##### DATA PROVIDED

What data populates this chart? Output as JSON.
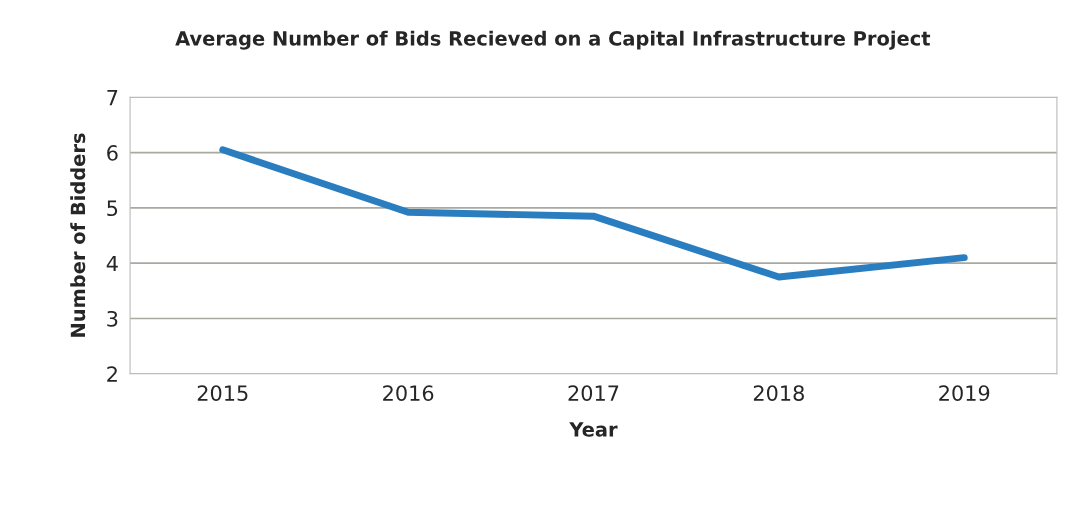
{
  "chart_data": {
    "type": "line",
    "title": "Average Number of Bids Recieved on a Capital Infrastructure Project",
    "xlabel": "Year",
    "ylabel": "Number of Bidders",
    "categories": [
      "2015",
      "2016",
      "2017",
      "2018",
      "2019"
    ],
    "series": [
      {
        "color": "#2a7ec0",
        "values": [
          6.05,
          4.92,
          4.85,
          3.75,
          4.1
        ]
      }
    ],
    "ylim": [
      2,
      7
    ],
    "yticks": [
      2,
      3,
      4,
      5,
      6,
      7
    ],
    "grid": "y",
    "marker": "none",
    "line_style": "solid"
  }
}
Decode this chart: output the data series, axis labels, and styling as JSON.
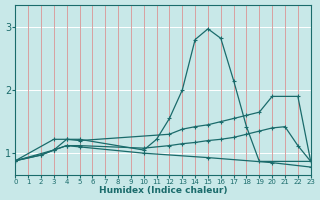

##########

> WORK TO COMPLETE:
Transcribe every entry above exactly. Omit all pictures.

> SOLUTION FOR THIS TASK:
What data populates this chart? Output as JSON.
{
  "chart_data": {
    "type": "line",
    "title": "Average Number of Bids Recieved on a Capital Infrastructure Project",
    "xlabel": "Year",
    "ylabel": "Number of Bidders",
    "categories": [
      "2015",
      "2016",
      "2017",
      "2018",
      "2019"
    ],
    "series": [
      {
        "color": "#2a7ec0",
        "values": [
          6.05,
          4.92,
          4.85,
          3.75,
          4.1
        ]
      }
    ],
    "ylim": [
      2,
      7
    ],
    "yticks": [
      2,
      3,
      4,
      5,
      6,
      7
    ],
    "grid": "y",
    "marker": "none",
    "line_style": "solid"
  }
}
Decode this chart: output the data series, axis labels, and styling as JSON.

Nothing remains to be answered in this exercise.